TASK GOAL:
All of the entries need to be written out again, exactly as they are.

EXTRACTED INFORMATION:
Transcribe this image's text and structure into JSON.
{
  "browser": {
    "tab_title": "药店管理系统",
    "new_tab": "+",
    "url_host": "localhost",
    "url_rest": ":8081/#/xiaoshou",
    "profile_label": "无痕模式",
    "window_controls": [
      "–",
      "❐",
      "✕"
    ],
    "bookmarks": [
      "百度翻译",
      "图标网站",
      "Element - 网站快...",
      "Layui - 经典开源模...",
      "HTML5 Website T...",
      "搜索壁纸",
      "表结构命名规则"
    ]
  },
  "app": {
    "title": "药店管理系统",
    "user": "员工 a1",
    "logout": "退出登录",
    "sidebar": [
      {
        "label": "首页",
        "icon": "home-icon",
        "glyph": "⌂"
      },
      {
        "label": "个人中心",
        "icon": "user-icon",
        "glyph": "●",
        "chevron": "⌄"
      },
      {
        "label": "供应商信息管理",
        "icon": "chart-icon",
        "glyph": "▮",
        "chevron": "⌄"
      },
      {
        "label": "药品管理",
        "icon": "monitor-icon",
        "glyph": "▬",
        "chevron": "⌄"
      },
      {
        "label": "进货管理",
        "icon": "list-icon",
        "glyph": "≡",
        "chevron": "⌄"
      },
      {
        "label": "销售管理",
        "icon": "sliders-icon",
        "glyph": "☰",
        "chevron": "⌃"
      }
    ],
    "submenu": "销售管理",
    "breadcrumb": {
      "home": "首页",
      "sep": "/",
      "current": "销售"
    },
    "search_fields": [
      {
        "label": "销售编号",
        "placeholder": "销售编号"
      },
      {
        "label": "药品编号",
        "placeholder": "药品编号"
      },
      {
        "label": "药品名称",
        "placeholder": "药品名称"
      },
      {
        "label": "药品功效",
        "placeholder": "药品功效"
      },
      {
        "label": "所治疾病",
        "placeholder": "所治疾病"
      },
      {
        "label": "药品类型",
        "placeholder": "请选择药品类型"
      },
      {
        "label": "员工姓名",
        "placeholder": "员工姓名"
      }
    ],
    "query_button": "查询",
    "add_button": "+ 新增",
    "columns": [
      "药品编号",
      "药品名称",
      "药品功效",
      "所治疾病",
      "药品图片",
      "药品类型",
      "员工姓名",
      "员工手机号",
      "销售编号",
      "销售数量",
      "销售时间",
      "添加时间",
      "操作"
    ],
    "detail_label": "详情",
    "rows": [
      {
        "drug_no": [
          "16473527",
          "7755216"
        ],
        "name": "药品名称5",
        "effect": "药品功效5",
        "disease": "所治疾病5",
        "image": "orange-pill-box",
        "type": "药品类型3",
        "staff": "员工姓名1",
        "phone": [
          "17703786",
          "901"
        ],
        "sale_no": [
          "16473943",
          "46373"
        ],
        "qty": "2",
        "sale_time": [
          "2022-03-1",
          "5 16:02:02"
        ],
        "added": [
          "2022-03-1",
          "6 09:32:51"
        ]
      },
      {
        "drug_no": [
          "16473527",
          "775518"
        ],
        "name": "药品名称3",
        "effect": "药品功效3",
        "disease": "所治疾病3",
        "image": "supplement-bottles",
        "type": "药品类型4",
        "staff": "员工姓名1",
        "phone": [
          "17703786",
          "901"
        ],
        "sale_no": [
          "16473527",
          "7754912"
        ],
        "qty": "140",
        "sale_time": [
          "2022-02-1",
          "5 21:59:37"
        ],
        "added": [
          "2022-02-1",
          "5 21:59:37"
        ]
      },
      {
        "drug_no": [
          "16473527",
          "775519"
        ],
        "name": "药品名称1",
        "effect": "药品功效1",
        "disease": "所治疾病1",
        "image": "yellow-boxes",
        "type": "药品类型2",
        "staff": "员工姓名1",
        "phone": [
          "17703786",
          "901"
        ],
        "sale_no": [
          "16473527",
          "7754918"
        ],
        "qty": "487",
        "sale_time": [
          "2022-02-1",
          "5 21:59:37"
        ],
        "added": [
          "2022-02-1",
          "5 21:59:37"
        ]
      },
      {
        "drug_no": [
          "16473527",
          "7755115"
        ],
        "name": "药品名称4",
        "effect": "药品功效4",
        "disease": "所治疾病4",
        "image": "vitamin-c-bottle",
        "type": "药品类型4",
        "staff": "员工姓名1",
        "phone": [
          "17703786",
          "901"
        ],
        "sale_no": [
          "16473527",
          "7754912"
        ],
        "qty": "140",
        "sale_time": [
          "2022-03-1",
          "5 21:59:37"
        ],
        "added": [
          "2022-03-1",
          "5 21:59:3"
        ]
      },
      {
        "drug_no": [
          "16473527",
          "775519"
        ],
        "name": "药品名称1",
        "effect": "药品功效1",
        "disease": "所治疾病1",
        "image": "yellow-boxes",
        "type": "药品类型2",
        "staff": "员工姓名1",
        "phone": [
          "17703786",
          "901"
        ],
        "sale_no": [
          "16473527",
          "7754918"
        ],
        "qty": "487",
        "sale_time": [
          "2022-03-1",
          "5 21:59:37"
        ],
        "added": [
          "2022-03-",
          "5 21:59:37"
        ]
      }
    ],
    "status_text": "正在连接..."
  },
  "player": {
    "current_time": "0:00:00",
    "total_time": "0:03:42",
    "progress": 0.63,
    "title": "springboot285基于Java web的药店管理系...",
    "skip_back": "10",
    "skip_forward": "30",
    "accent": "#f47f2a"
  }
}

RIGHT ANSWER:
Transcribe this image's text and structure into JSON.
{
  "browser": {
    "tab_title": "药店管理系统",
    "new_tab": "+",
    "url_host": "localhost",
    "url_rest": ":8081/#/xiaoshou",
    "profile_label": "无痕模式",
    "window_controls": [
      "–",
      "❐",
      "✕"
    ],
    "bookmarks": [
      "百度翻译",
      "图标网站",
      "Element - 网站快...",
      "Layui - 经典开源模...",
      "HTML5 Website T...",
      "搜索壁纸",
      "表结构命名规则"
    ]
  },
  "app": {
    "title": "药店管理系统",
    "user": "员工 a1",
    "logout": "退出登录",
    "sidebar": [
      {
        "label": "首页",
        "icon": "home-icon",
        "glyph": "⌂"
      },
      {
        "label": "个人中心",
        "icon": "user-icon",
        "glyph": "●",
        "chevron": "⌄"
      },
      {
        "label": "供应商信息管理",
        "icon": "chart-icon",
        "glyph": "▮",
        "chevron": "⌄"
      },
      {
        "label": "药品管理",
        "icon": "monitor-icon",
        "glyph": "▬",
        "chevron": "⌄"
      },
      {
        "label": "进货管理",
        "icon": "list-icon",
        "glyph": "≡",
        "chevron": "⌄"
      },
      {
        "label": "销售管理",
        "icon": "sliders-icon",
        "glyph": "☰",
        "chevron": "⌃"
      }
    ],
    "submenu": "销售管理",
    "breadcrumb": {
      "home": "首页",
      "sep": "/",
      "current": "销售"
    },
    "search_fields": [
      {
        "label": "销售编号",
        "placeholder": "销售编号"
      },
      {
        "label": "药品编号",
        "placeholder": "药品编号"
      },
      {
        "label": "药品名称",
        "placeholder": "药品名称"
      },
      {
        "label": "药品功效",
        "placeholder": "药品功效"
      },
      {
        "label": "所治疾病",
        "placeholder": "所治疾病"
      },
      {
        "label": "药品类型",
        "placeholder": "请选择药品类型"
      },
      {
        "label": "员工姓名",
        "placeholder": "员工姓名"
      }
    ],
    "query_button": "查询",
    "add_button": "+ 新增",
    "columns": [
      "药品编号",
      "药品名称",
      "药品功效",
      "所治疾病",
      "药品图片",
      "药品类型",
      "员工姓名",
      "员工手机号",
      "销售编号",
      "销售数量",
      "销售时间",
      "添加时间",
      "操作"
    ],
    "detail_label": "详情",
    "rows": [
      {
        "drug_no": [
          "16473527",
          "7755216"
        ],
        "name": "药品名称5",
        "effect": "药品功效5",
        "disease": "所治疾病5",
        "image": "orange-pill-box",
        "type": "药品类型3",
        "staff": "员工姓名1",
        "phone": [
          "17703786",
          "901"
        ],
        "sale_no": [
          "16473943",
          "46373"
        ],
        "qty": "2",
        "sale_time": [
          "2022-03-1",
          "5 16:02:02"
        ],
        "added": [
          "2022-03-1",
          "6 09:32:51"
        ]
      },
      {
        "drug_no": [
          "16473527",
          "775518"
        ],
        "name": "药品名称3",
        "effect": "药品功效3",
        "disease": "所治疾病3",
        "image": "supplement-bottles",
        "type": "药品类型4",
        "staff": "员工姓名1",
        "phone": [
          "17703786",
          "901"
        ],
        "sale_no": [
          "16473527",
          "7754912"
        ],
        "qty": "140",
        "sale_time": [
          "2022-02-1",
          "5 21:59:37"
        ],
        "added": [
          "2022-02-1",
          "5 21:59:37"
        ]
      },
      {
        "drug_no": [
          "16473527",
          "775519"
        ],
        "name": "药品名称1",
        "effect": "药品功效1",
        "disease": "所治疾病1",
        "image": "yellow-boxes",
        "type": "药品类型2",
        "staff": "员工姓名1",
        "phone": [
          "17703786",
          "901"
        ],
        "sale_no": [
          "16473527",
          "7754918"
        ],
        "qty": "487",
        "sale_time": [
          "2022-02-1",
          "5 21:59:37"
        ],
        "added": [
          "2022-02-1",
          "5 21:59:37"
        ]
      },
      {
        "drug_no": [
          "16473527",
          "7755115"
        ],
        "name": "药品名称4",
        "effect": "药品功效4",
        "disease": "所治疾病4",
        "image": "vitamin-c-bottle",
        "type": "药品类型4",
        "staff": "员工姓名1",
        "phone": [
          "17703786",
          "901"
        ],
        "sale_no": [
          "16473527",
          "7754912"
        ],
        "qty": "140",
        "sale_time": [
          "2022-03-1",
          "5 21:59:37"
        ],
        "added": [
          "2022-03-1",
          "5 21:59:3"
        ]
      },
      {
        "drug_no": [
          "16473527",
          "775519"
        ],
        "name": "药品名称1",
        "effect": "药品功效1",
        "disease": "所治疾病1",
        "image": "yellow-boxes",
        "type": "药品类型2",
        "staff": "员工姓名1",
        "phone": [
          "17703786",
          "901"
        ],
        "sale_no": [
          "16473527",
          "7754918"
        ],
        "qty": "487",
        "sale_time": [
          "2022-03-1",
          "5 21:59:37"
        ],
        "added": [
          "2022-03-",
          "5 21:59:37"
        ]
      }
    ],
    "status_text": "正在连接..."
  },
  "player": {
    "current_time": "0:00:00",
    "total_time": "0:03:42",
    "progress": 0.63,
    "title": "springboot285基于Java web的药店管理系...",
    "skip_back": "10",
    "skip_forward": "30",
    "accent": "#f47f2a"
  }
}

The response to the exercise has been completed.